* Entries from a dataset
━━━━━━━━━━━━━━━━━━━━━━━━━━━━━━

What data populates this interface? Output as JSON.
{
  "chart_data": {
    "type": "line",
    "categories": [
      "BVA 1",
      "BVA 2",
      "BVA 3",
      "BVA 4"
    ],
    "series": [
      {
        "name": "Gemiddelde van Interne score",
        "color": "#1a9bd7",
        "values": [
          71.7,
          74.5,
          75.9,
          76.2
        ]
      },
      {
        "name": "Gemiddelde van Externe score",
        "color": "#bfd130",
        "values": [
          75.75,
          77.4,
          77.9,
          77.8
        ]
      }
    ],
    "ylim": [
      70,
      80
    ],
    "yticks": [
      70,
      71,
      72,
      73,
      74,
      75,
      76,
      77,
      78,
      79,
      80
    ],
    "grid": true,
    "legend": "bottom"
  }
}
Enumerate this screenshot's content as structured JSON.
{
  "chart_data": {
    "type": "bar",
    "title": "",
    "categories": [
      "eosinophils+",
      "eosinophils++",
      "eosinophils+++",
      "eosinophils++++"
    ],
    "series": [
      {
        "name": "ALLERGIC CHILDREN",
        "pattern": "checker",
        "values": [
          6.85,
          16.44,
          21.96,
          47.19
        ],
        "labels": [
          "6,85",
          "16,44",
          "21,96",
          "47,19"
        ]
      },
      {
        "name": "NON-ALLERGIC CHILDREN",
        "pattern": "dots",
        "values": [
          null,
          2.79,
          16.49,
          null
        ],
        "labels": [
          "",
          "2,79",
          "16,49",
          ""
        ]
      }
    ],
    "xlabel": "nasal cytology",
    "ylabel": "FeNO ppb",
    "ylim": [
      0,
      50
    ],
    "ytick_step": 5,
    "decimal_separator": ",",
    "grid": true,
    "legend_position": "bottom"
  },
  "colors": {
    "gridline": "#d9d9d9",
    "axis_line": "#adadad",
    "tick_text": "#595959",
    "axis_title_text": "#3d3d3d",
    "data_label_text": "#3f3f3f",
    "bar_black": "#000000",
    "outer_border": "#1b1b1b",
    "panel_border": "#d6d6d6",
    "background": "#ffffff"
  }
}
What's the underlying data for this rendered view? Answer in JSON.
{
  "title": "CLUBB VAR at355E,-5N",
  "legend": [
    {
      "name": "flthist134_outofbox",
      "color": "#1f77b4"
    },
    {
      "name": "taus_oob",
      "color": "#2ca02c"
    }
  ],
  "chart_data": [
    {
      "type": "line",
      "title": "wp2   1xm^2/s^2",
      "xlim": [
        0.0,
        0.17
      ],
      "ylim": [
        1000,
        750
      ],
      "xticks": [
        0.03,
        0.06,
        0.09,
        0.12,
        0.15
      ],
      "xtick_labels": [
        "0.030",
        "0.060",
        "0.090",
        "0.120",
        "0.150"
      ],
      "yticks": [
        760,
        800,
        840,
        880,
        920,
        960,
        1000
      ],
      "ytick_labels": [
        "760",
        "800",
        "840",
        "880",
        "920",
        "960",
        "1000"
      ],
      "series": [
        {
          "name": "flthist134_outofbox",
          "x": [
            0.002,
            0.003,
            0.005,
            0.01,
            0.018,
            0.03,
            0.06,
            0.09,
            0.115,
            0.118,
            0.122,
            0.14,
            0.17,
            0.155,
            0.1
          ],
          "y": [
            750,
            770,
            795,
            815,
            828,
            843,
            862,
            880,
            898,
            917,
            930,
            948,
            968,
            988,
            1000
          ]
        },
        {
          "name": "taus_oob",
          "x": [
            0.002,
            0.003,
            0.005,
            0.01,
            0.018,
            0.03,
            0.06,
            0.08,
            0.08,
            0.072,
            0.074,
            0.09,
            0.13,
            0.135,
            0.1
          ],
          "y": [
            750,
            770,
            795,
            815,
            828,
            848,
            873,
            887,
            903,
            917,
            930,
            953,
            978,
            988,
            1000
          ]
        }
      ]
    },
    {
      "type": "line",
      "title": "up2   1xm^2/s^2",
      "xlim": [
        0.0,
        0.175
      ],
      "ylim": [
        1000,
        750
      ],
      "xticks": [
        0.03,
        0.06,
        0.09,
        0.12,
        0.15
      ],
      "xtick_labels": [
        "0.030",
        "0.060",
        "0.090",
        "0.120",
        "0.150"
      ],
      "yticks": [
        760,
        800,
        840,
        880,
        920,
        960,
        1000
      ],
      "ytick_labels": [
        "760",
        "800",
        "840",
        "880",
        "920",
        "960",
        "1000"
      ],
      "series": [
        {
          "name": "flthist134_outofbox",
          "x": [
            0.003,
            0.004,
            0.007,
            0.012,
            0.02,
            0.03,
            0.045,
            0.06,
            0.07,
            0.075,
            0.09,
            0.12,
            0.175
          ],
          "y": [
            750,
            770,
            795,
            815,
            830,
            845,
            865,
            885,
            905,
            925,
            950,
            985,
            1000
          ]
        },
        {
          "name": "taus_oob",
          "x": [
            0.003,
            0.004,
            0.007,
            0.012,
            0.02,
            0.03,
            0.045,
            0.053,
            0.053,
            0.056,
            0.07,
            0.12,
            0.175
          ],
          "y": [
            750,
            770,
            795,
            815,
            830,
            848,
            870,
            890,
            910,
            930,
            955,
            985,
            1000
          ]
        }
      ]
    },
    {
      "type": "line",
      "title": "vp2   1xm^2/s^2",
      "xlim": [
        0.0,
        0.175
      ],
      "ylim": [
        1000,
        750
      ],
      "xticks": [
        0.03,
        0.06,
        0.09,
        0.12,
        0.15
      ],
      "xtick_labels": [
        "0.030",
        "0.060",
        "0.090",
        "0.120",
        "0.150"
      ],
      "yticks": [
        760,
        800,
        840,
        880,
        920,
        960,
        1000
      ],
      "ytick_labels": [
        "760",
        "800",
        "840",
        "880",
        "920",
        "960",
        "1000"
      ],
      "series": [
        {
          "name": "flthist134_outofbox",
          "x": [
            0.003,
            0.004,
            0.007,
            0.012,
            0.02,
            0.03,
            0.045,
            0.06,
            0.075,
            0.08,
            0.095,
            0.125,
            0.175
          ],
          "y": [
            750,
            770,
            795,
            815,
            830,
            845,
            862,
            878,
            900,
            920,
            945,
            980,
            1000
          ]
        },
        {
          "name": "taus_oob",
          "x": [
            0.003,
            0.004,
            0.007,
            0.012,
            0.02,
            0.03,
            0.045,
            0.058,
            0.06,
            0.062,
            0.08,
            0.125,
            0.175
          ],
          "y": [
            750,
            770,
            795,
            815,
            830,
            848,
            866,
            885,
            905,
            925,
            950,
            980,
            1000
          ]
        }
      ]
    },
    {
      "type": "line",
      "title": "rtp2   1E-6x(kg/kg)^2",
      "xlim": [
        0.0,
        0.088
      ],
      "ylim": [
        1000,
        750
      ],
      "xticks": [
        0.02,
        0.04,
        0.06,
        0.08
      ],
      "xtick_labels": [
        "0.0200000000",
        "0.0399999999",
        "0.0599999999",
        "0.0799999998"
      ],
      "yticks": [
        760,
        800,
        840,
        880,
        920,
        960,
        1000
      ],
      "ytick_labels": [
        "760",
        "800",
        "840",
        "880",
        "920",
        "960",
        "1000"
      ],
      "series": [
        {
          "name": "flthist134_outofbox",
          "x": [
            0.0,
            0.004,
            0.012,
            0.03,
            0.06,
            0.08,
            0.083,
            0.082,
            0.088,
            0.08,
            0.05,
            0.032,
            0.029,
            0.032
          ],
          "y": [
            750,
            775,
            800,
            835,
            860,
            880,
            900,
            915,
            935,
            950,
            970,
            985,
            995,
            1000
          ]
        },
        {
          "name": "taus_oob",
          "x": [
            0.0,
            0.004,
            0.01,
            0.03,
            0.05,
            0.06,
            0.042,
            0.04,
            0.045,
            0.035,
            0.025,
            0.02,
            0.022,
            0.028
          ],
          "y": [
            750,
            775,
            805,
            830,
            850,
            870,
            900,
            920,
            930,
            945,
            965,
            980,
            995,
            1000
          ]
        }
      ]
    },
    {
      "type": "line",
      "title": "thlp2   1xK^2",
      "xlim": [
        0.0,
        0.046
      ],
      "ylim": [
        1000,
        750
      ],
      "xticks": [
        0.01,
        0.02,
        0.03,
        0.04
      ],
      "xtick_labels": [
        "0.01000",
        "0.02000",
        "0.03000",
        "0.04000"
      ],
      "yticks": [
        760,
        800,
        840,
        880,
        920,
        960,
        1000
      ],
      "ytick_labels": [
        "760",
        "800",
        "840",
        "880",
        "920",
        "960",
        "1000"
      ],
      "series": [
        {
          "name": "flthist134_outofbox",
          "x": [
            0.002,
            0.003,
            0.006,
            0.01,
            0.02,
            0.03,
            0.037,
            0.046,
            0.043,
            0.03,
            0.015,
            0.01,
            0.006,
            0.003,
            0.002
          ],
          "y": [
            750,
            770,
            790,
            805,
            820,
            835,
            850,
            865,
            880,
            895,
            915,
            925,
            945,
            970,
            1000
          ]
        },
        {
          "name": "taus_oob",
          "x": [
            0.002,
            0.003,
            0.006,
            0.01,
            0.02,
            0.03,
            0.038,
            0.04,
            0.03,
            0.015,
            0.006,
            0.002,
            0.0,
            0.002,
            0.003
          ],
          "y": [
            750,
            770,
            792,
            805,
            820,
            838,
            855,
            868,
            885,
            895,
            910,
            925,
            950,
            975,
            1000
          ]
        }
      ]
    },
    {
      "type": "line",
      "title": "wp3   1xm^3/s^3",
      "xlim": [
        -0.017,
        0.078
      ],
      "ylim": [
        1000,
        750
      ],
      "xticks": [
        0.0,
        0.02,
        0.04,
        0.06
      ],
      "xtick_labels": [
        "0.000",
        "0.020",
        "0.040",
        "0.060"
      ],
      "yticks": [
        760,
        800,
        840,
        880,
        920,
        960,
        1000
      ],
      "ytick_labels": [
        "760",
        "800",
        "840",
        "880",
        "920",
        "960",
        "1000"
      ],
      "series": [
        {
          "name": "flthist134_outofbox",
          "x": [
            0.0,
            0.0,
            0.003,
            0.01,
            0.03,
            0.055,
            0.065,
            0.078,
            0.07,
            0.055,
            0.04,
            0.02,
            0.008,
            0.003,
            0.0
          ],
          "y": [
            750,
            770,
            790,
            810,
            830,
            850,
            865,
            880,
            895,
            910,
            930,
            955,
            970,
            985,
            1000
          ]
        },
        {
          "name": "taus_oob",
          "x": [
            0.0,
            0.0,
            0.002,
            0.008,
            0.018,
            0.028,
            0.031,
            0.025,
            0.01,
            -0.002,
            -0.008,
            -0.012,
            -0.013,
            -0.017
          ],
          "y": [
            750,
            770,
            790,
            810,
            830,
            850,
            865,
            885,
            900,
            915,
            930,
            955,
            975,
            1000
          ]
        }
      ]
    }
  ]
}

━━━━━━━━━━━━━━━━━━━━━━━━━━━━━━

* What you have to do
Where a line of the material above holds the string "score", copy that line.

* Result for this task
        "name": "Gemiddelde van Interne score",
        "name": "Gemiddelde van Externe score",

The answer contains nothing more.